RECORDS SHOWN ▸

+--

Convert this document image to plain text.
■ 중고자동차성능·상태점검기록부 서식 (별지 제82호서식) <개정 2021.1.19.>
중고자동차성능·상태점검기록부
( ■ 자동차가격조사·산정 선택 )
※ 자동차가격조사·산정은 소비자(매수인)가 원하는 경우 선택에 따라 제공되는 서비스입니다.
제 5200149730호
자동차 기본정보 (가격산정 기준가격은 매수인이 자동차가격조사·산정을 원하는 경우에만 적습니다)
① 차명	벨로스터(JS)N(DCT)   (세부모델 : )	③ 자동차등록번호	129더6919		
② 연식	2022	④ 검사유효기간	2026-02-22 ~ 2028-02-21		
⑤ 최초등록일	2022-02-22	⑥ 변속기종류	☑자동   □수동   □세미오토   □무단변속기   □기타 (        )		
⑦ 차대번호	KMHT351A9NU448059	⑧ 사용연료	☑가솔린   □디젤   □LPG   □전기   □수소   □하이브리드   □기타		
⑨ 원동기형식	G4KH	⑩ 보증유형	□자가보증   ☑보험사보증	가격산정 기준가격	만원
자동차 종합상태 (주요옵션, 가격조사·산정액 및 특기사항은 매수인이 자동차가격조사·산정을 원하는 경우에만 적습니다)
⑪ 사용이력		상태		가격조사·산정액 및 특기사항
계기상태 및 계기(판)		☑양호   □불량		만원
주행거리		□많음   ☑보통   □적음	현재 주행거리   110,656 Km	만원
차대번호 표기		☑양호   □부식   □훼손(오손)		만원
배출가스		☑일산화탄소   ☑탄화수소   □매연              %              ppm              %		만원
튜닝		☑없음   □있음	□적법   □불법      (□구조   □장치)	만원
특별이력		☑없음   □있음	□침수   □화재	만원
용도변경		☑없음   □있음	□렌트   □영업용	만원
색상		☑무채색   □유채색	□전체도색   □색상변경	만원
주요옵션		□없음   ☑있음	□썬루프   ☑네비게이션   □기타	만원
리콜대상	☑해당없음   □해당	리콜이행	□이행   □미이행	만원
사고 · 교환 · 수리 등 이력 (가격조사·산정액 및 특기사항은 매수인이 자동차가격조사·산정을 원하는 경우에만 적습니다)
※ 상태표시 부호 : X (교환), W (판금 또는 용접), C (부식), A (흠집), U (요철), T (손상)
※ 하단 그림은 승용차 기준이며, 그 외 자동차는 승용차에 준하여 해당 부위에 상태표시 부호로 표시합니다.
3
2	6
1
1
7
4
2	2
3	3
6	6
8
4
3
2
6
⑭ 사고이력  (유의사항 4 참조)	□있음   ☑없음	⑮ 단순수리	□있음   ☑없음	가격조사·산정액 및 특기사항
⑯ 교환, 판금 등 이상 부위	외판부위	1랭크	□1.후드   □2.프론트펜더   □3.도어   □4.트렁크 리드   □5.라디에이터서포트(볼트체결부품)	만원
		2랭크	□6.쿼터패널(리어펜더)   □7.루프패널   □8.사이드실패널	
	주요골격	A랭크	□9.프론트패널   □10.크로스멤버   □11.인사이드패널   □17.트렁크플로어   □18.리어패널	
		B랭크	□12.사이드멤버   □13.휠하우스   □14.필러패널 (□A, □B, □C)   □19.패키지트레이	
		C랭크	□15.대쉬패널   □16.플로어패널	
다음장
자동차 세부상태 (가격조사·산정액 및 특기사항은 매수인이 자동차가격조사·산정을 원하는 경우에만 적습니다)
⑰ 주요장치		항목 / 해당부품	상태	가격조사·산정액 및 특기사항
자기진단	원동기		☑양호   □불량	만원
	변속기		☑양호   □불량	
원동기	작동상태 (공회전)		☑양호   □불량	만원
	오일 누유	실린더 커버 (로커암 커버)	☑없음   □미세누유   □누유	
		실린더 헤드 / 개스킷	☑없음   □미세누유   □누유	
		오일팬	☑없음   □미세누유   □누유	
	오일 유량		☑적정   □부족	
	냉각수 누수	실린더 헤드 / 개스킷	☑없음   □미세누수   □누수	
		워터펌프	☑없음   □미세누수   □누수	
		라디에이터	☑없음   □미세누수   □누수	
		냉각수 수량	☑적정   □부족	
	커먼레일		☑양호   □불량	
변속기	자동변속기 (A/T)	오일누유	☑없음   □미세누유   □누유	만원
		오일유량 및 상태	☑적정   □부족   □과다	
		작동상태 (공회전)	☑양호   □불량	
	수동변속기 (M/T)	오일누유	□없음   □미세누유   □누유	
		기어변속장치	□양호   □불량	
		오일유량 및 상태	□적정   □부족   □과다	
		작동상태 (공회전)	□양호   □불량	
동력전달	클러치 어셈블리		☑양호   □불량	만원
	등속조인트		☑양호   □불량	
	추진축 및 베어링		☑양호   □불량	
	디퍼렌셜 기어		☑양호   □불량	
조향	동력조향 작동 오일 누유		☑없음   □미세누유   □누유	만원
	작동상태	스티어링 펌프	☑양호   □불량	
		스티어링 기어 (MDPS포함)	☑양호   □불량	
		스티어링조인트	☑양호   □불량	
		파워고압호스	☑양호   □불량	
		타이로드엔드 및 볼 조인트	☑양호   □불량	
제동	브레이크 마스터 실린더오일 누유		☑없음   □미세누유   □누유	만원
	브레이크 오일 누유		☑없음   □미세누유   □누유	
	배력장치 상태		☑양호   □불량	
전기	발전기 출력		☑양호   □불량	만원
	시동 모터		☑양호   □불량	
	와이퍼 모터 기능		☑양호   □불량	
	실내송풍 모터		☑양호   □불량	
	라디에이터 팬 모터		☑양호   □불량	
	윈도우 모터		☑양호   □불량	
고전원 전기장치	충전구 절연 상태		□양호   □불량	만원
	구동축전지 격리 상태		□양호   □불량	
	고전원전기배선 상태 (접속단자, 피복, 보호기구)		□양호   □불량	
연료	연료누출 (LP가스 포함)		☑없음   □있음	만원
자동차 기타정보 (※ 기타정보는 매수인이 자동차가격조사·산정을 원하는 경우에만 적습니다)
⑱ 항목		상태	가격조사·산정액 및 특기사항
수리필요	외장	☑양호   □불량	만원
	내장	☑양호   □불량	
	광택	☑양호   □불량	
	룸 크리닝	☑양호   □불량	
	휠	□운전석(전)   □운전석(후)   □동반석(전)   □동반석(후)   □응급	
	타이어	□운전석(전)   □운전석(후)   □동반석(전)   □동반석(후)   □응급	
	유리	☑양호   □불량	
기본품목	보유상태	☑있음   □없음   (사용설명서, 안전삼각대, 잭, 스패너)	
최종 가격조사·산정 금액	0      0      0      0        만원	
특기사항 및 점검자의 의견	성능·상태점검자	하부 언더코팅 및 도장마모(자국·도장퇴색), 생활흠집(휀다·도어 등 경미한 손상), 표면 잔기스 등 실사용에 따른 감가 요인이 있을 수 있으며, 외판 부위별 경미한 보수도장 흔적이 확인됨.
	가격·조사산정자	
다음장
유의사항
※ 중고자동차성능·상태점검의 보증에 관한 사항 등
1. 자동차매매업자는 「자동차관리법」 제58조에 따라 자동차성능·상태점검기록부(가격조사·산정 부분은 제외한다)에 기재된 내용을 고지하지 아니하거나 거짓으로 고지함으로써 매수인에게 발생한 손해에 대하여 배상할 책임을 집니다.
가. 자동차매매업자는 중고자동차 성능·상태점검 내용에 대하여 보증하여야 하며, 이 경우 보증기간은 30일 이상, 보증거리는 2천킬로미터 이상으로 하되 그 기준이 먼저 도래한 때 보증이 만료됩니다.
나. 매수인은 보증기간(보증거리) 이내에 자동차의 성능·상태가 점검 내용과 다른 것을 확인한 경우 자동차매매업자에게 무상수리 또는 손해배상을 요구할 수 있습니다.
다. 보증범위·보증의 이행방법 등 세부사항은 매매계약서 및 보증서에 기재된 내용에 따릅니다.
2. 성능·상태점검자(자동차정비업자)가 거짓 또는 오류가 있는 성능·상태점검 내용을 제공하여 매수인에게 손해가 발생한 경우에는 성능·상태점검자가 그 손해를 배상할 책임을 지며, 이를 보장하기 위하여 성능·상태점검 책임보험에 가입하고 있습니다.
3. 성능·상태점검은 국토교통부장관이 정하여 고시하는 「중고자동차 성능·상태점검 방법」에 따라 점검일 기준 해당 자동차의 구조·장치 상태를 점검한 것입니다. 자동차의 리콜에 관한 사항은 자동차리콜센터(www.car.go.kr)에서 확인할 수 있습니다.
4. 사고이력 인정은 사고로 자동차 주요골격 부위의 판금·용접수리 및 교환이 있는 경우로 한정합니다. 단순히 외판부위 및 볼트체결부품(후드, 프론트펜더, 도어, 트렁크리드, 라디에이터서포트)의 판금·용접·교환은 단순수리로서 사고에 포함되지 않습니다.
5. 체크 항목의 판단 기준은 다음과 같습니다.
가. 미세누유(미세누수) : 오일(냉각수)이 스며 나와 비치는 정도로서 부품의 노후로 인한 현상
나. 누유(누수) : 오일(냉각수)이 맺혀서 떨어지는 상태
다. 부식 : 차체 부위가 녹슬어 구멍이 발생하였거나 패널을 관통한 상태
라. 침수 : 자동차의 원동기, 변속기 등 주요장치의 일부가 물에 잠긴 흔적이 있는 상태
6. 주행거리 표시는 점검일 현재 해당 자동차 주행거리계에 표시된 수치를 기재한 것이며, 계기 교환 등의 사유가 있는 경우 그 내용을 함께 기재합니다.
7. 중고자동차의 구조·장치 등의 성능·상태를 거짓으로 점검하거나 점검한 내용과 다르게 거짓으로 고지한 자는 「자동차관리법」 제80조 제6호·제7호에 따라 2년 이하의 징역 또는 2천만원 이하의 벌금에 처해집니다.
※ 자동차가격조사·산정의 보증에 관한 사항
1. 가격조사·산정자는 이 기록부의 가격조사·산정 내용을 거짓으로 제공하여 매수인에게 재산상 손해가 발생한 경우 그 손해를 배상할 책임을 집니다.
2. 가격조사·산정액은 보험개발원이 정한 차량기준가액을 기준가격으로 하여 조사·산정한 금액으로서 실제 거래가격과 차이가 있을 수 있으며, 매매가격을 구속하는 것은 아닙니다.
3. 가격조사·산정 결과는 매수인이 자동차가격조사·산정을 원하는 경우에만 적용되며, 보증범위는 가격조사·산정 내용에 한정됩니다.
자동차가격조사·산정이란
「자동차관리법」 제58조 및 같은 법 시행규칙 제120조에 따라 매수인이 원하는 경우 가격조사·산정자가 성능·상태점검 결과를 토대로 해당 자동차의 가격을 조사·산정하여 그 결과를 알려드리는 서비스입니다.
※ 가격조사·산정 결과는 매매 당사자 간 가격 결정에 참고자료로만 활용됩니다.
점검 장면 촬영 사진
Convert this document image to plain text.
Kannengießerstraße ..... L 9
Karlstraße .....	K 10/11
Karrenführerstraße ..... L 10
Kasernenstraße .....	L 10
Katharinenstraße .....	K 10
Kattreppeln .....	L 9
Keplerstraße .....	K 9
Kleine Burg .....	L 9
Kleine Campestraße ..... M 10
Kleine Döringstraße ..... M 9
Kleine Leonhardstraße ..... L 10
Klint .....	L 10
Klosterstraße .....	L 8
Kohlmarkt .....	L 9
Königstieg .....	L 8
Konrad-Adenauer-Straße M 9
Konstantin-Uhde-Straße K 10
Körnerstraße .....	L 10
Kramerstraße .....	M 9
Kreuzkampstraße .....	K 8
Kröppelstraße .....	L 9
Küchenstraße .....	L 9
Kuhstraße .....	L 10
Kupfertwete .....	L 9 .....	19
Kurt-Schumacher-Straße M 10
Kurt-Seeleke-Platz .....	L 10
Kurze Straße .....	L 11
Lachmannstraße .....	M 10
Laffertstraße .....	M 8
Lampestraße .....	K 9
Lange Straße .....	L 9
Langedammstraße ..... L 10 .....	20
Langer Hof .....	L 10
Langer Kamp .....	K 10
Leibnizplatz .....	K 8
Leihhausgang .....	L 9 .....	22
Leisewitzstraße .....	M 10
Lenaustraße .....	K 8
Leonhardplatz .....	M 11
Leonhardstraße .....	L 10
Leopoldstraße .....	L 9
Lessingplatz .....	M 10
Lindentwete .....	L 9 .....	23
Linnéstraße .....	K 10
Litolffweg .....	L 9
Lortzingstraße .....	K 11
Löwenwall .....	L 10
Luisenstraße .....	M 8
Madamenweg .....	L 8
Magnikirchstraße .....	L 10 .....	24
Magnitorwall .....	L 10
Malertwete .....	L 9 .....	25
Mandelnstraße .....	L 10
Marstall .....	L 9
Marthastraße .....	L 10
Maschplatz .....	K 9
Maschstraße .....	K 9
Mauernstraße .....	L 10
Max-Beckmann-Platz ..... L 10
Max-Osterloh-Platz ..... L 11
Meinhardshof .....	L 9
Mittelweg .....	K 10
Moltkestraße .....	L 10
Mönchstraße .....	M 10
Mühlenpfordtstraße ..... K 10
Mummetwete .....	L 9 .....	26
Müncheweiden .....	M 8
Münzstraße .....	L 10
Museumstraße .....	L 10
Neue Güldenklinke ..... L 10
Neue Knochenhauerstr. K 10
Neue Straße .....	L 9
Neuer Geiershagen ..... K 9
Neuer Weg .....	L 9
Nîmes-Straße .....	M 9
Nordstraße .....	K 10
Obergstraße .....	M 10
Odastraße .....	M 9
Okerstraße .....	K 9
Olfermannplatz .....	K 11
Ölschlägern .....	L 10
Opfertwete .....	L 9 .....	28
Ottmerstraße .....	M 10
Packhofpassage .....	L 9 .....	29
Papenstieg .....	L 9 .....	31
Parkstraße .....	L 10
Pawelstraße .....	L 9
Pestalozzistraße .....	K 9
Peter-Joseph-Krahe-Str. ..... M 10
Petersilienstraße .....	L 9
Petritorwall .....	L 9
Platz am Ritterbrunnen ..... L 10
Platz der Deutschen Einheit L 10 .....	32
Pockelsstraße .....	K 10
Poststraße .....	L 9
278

+--

WHAT YOU WILL DO ▸ Select every line in the material above where the string "상태점검기록부" occurs, and copy it.

COMPLETED TASK ▸
■ 중고자동차성능·상태점검기록부 서식 (별지 제82호서식) <개정 2021.1.19.>
중고자동차성능·상태점검기록부
1. 자동차매매업자는 「자동차관리법」 제58조에 따라 자동차성능·상태점검기록부(가격조사·산정 부분은 제외한다)에 기재된 내용을 고지하지 아니하거나 거짓으로 고지함으로써 매수인에게 발생한 손해에 대하여 배상할 책임을 집니다.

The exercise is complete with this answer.